▸ **Stated task**:
Extract each line containing the string "Messages".

▸ **Dataset rows**:
════════════════════

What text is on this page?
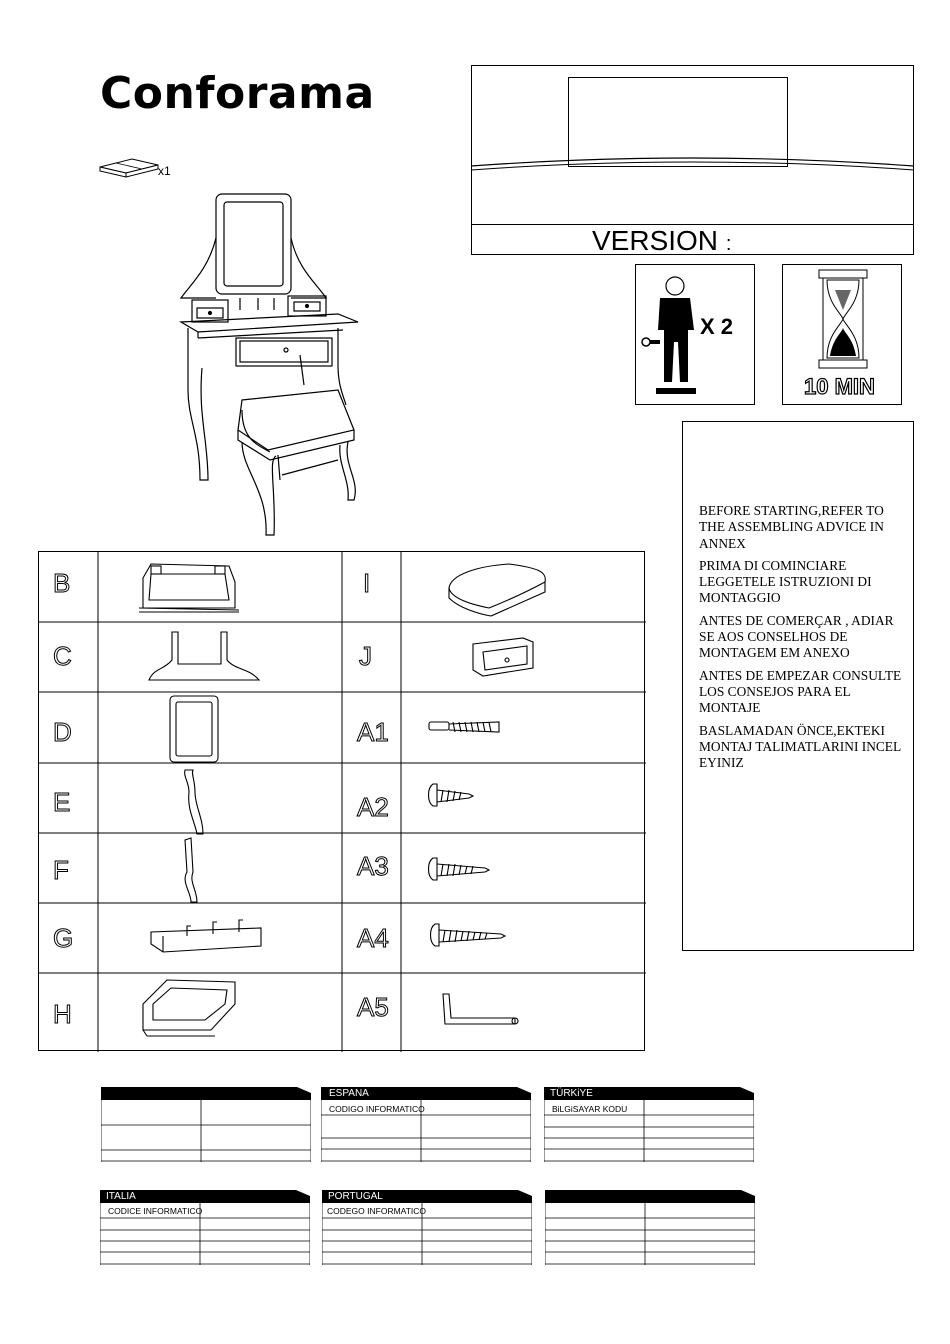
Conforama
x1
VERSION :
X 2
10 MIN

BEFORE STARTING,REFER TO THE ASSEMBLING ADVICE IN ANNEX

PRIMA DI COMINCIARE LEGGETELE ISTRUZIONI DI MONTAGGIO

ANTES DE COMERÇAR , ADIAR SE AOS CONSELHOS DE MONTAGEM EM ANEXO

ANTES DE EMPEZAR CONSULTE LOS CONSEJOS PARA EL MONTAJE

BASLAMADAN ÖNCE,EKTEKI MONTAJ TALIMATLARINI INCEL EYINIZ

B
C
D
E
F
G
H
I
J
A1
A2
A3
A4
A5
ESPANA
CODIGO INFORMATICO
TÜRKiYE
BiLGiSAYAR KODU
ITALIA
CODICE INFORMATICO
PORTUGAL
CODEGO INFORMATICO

════════════════════

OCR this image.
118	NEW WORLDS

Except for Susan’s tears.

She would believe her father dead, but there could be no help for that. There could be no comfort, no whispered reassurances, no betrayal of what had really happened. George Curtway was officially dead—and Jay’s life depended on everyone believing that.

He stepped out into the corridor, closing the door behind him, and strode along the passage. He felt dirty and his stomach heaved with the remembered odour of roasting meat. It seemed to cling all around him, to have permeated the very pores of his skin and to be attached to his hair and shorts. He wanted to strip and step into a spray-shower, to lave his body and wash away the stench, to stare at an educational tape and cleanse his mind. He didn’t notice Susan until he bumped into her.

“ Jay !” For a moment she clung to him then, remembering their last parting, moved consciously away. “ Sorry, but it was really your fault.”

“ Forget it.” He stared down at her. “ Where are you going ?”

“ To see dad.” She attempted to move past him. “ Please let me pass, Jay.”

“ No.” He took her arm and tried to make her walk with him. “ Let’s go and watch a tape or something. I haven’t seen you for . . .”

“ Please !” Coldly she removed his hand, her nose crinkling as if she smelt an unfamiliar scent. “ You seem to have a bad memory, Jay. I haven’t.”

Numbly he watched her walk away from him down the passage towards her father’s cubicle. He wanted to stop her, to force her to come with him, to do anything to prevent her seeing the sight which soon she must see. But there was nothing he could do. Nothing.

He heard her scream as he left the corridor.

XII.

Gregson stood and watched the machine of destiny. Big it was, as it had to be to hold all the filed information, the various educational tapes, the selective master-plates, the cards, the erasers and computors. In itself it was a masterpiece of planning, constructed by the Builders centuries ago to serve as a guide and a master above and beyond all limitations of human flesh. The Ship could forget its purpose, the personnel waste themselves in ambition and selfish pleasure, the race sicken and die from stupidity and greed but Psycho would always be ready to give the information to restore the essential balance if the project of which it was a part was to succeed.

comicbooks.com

════════════════════

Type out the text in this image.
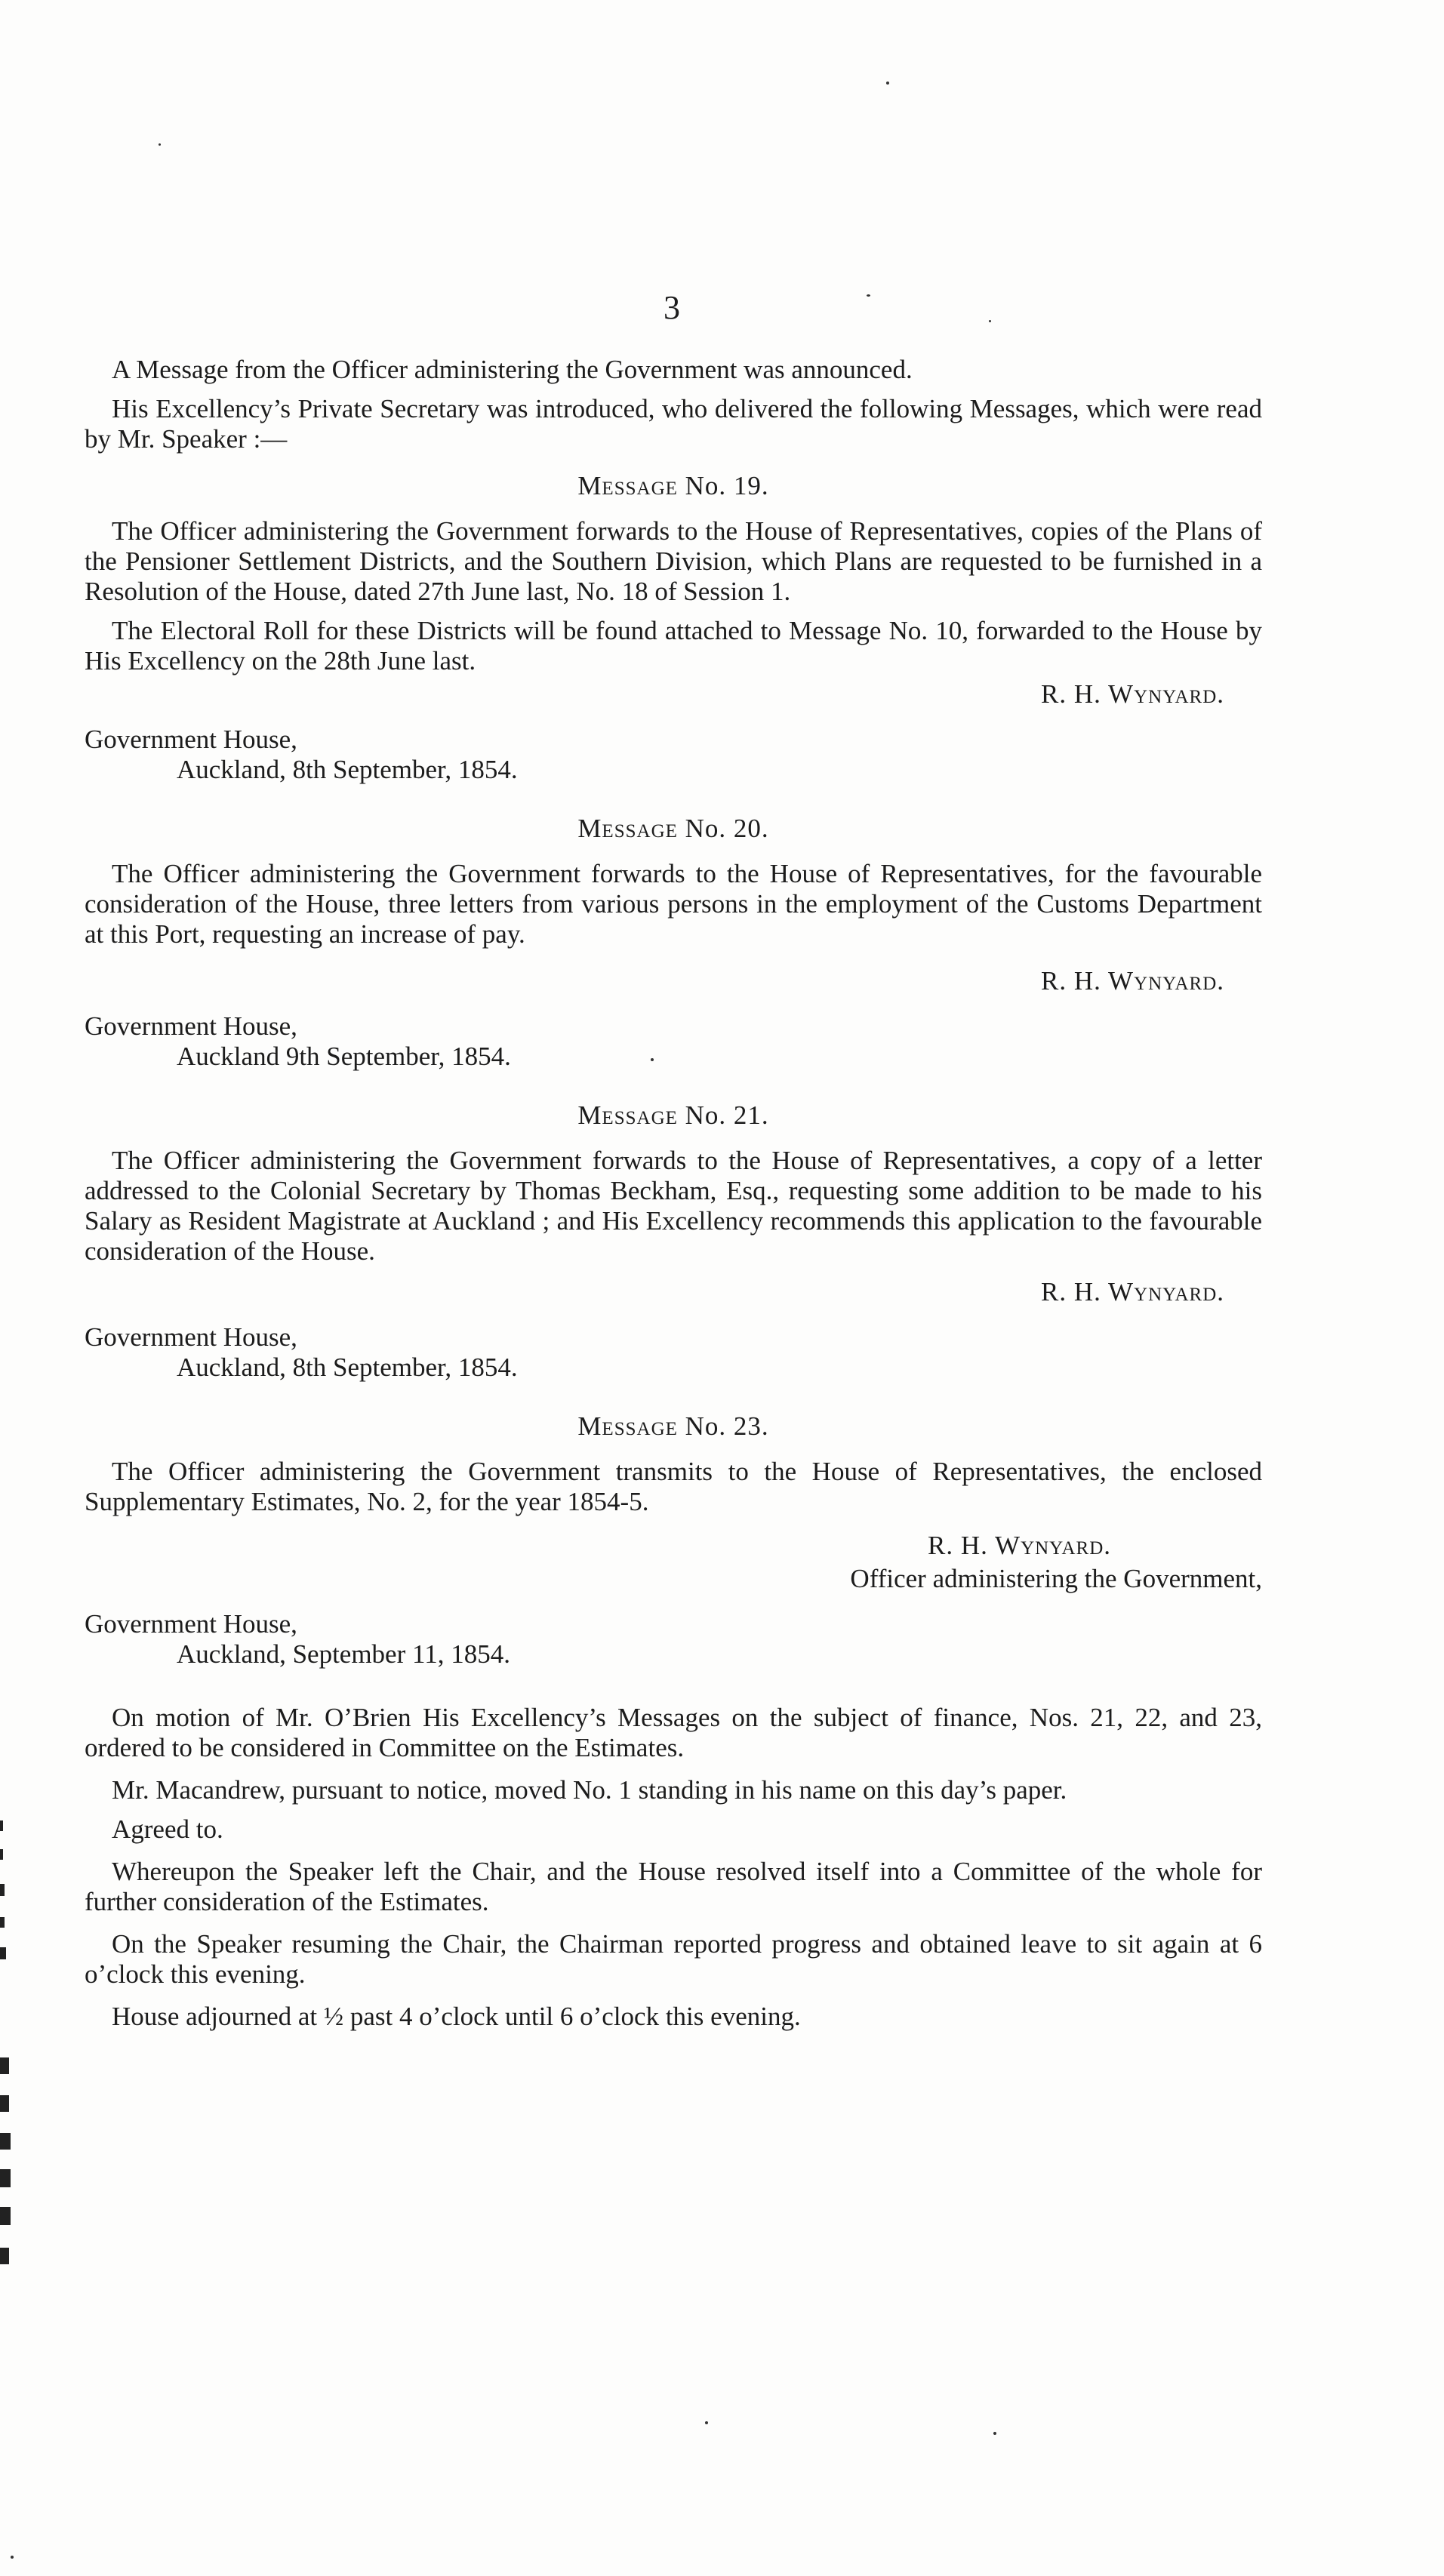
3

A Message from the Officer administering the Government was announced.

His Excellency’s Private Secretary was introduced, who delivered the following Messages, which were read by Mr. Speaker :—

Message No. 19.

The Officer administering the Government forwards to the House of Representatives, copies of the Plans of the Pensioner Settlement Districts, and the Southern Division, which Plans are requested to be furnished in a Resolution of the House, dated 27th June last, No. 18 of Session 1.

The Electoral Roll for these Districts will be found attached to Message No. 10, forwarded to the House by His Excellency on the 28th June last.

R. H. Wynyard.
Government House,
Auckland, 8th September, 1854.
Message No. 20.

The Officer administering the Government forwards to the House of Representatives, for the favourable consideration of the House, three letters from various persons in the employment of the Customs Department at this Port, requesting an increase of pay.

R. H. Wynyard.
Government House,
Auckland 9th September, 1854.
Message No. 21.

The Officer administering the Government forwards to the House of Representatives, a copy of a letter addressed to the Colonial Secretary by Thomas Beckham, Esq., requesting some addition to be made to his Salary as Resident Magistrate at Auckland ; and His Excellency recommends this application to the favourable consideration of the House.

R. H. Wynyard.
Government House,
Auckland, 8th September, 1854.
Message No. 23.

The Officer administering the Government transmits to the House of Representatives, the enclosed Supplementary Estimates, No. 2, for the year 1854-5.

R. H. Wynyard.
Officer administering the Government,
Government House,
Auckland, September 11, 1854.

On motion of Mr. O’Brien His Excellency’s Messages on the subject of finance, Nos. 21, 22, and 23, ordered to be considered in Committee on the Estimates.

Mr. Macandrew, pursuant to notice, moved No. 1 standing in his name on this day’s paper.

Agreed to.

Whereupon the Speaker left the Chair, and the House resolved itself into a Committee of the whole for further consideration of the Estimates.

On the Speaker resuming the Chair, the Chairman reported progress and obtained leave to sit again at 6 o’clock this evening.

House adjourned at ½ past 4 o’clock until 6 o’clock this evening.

════════════════════

▸ **The output**:
His Excellency’s Private Secretary was introduced, who delivered the following Messages, which were read by Mr. Speaker :—
On motion of Mr. O’Brien His Excellency’s Messages on the subject of finance, Nos. 21, 22, and 23, ordered to be considered in Committee on the Estimates.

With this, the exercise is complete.